Na quinta-feira da semana passada, Naomi Klein respondia na abarrotada praça da
Liberdade: “O Ocupe Wall Street não é uma resposta ao Tea Party. É a resposta ao Partido
Democrata”. Jessica Stickler,
porta-voz do Moveon.org,
que agrupa cinco milhões de jovens que foram fundamentais para a eleição de Obama, se mostrava cautelosa. Seu
coletivo ainda não decidiu se apoiará o atual presidente. “No momento não vamos
apostar em ninguém”, indica. Fala da “decepção” de seus integrantes com o rumo
que “a política de Washington” tomou, enquanto hasteia os 10 pontos do Contrato pelo Sonho Americano,
cujo principal representante é Van Jones,
primeiro caído da Administração Obama (foi seu czar verde) ao qual se atribuía um
passado “muito radical”.Jones lidera um movimento próximo ao Partido Democrata que, entre outras coisas, também pede
um imposto sobre os fluxos de capitais – como a maioria dos que se encontram na
praça. O grupo sim nasceu em resposta ao Tea Party, segundo eles próprios
declararam. “Mas o Ocupe Wall
Street quer mais.

========================

CONJUNTO DE TAREFAS -
**a)** No trecho sobre o Ocupe Wall Street, quantos jovens o Moveon.org agrupa?
**b)** Escreva a continuação do texto sobre o Ocupe Wall Street a partir da última frase apresentada.

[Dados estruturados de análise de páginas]
========================

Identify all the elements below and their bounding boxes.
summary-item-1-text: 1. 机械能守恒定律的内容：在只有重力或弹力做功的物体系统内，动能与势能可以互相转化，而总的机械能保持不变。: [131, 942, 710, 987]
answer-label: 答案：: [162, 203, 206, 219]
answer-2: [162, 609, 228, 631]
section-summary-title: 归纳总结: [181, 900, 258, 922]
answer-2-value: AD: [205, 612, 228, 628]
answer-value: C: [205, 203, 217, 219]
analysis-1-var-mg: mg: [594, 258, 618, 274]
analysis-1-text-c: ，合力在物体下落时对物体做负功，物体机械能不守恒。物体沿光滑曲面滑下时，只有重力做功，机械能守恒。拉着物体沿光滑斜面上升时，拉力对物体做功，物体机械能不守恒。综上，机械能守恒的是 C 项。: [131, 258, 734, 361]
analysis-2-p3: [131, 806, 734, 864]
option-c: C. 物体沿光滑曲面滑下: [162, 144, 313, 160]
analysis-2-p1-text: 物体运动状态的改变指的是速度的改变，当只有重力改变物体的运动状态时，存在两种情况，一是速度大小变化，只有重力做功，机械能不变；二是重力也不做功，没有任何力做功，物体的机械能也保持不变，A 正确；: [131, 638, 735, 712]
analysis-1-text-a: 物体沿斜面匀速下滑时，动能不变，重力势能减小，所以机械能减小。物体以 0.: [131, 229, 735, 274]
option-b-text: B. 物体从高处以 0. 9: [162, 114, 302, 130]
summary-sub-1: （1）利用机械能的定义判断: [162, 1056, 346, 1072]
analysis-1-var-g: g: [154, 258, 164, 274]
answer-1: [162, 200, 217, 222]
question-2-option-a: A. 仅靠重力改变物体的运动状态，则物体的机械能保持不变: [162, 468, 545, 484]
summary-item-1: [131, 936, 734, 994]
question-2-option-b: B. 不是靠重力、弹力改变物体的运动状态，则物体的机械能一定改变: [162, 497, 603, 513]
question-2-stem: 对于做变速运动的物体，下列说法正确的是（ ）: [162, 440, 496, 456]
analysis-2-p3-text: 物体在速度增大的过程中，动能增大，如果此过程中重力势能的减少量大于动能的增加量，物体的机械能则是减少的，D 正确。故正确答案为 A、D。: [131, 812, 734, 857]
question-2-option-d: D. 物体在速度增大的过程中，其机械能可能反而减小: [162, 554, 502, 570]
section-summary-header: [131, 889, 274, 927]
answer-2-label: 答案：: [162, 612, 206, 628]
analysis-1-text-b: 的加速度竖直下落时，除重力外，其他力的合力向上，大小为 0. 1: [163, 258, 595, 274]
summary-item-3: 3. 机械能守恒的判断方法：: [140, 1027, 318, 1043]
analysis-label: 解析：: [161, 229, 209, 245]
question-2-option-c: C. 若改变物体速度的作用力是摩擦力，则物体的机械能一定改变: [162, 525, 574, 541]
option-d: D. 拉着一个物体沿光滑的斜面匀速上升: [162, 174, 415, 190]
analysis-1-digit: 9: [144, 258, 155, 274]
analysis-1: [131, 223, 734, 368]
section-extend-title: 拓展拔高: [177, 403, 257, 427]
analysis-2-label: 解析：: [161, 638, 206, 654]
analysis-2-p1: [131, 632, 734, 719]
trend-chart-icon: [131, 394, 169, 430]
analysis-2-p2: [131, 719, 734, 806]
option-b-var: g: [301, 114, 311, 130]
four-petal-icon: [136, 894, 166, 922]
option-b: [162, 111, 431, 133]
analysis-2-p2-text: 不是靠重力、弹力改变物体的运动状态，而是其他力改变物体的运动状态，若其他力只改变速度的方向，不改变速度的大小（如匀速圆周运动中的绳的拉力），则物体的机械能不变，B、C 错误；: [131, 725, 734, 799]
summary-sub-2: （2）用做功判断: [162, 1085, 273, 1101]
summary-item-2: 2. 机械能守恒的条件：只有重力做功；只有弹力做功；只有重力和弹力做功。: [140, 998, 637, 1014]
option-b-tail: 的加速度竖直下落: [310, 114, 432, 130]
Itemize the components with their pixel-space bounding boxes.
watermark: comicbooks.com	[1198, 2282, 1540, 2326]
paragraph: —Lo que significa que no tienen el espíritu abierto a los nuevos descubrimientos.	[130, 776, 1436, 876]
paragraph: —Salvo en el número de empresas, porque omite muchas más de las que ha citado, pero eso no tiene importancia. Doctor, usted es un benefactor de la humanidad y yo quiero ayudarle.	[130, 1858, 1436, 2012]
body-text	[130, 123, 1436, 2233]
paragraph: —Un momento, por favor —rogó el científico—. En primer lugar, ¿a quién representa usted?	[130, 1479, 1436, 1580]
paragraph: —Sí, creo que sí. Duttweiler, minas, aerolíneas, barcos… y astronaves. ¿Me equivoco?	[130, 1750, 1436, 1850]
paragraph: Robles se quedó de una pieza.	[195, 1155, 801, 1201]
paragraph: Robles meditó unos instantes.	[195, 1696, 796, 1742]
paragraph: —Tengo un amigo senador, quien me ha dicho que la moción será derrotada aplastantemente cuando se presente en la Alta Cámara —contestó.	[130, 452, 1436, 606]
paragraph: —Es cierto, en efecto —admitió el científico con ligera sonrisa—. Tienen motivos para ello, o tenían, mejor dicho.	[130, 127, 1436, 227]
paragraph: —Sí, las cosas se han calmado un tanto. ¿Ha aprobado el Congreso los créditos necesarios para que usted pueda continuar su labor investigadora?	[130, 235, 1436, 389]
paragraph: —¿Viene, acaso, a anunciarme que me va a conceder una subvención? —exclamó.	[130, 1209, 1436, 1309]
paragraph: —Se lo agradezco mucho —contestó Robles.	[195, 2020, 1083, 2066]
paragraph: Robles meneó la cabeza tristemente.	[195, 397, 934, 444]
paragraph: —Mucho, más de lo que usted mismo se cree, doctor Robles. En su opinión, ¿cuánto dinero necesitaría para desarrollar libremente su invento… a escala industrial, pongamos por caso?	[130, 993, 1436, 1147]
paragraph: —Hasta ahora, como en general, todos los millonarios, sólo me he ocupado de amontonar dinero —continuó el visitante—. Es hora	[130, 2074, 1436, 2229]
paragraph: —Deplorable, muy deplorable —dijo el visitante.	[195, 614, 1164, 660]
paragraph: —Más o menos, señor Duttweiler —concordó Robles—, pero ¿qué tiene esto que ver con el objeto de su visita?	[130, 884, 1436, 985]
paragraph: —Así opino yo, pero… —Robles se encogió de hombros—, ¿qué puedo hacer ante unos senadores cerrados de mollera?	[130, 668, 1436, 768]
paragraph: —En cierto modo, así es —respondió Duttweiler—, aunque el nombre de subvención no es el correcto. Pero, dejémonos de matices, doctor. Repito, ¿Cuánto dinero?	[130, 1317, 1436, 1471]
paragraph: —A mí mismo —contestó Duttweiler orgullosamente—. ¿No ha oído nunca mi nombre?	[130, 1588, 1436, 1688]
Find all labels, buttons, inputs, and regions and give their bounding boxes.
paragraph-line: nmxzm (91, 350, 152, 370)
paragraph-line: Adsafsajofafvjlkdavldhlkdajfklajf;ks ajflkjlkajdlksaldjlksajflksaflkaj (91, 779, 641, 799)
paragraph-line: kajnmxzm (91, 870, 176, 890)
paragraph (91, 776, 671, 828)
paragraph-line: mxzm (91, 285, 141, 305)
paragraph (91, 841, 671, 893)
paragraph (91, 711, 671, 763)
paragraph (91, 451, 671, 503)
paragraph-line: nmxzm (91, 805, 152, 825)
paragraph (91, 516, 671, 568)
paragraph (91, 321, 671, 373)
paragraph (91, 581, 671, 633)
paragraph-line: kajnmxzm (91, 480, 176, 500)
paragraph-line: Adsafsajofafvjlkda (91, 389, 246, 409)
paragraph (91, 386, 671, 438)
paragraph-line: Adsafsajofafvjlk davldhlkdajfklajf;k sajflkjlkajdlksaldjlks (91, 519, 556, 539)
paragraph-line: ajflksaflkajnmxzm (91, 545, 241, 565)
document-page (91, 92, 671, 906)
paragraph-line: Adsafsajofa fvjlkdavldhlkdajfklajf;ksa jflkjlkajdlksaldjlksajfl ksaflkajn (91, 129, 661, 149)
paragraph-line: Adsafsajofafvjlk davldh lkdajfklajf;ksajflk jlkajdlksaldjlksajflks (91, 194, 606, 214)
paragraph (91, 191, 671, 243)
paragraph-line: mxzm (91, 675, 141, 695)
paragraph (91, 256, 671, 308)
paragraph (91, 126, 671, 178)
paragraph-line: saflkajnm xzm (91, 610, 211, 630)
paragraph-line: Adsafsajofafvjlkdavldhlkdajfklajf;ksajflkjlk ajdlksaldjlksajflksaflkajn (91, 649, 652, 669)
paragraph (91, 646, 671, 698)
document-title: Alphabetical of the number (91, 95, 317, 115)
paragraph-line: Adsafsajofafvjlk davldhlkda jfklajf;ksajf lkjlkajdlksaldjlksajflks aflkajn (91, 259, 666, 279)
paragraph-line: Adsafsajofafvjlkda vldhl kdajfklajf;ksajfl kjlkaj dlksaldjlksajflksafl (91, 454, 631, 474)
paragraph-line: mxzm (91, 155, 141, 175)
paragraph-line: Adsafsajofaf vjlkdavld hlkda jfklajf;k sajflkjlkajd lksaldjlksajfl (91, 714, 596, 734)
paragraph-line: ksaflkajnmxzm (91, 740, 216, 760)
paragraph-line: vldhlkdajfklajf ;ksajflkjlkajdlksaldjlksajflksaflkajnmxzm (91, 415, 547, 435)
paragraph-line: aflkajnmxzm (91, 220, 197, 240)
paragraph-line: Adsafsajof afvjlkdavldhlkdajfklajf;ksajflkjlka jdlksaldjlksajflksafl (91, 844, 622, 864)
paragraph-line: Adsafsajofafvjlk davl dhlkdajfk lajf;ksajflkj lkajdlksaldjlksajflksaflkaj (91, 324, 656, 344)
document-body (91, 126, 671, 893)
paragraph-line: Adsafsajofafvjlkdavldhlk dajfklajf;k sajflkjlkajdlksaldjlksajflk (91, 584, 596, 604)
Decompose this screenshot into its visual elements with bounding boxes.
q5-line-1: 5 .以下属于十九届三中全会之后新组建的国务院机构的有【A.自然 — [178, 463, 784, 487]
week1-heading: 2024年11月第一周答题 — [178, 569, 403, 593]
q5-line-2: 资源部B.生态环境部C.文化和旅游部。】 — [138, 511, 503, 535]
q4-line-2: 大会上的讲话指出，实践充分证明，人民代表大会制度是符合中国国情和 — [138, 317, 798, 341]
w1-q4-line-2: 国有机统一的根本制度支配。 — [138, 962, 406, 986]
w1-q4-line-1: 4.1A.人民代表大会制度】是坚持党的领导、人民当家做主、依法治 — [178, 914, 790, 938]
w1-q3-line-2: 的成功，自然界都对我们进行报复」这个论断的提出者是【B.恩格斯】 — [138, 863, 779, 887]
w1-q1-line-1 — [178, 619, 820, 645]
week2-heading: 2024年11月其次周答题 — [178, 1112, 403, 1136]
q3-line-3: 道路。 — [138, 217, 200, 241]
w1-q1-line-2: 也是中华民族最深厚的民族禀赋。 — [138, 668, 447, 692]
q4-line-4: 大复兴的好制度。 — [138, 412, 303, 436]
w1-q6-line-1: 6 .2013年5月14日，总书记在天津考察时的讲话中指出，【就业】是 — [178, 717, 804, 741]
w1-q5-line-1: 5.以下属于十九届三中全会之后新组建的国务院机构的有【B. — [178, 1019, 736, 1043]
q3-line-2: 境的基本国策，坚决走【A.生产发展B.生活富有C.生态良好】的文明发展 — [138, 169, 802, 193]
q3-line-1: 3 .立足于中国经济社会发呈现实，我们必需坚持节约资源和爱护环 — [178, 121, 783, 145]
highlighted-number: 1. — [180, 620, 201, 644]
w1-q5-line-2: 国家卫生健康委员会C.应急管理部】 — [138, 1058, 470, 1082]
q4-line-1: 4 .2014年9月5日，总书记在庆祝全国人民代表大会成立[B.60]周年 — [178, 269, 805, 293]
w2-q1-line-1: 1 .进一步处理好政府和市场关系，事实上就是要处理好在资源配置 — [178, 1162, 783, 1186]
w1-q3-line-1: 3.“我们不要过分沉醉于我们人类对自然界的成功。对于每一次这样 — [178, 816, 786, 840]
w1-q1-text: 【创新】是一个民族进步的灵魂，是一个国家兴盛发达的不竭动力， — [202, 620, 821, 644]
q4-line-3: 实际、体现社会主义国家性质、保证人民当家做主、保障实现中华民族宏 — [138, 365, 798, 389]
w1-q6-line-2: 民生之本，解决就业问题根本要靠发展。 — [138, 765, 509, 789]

========================

RESPOSTAS DO EXERCÍCIO -
**a)** Cinco milhões de jovens.

**b)**
Deseja separar o poder político do econômico, como se separou, há séculos, o
religioso do político. De fora nos pedem propostas concretas, uma obsessão que
corre paralela à falta de exigências aos políticos”, explica Antonio, com mais de uma década na
cidade.
Não obstante, para os afro-americanos é difícil renegar seu
primeiro presidente negro. “Ele advertiu que demoraria dois mandatos para
cumprir suas promessas. Atacaram-no muito. Eu vou votar novamente nele”, comentava
um músico de hip hop de tamanho XL, envolvido na Coalition for Public Education,
criada para melhorar a educação dos de sua minoria. Ben, um novaiorquino com 24 anos,
envolvido na criação de um videogame “para explicar ao mundo sobre o que
discutimos na praça”, também pensa assim. Para muitos, Obama ainda representa um sonho agridoce
difícil de abandonar.
Três semanas depois do seu início, o movimento segue crescendo
após o apoio recebido em uma marcha de 20.000 pessoas organizada pelos
sindicatos para selar seu compromisso com o Ocupe Wall
Street. Jackie di Salvo,
uma professora universitária envolvida na organização, foi a que buscou seu
apoio. “Já não têm tanto peso como antes, mas agrupam e defendem milhares de
pessoas neste país que representam a classe trabalhadora, a que sofre a crise.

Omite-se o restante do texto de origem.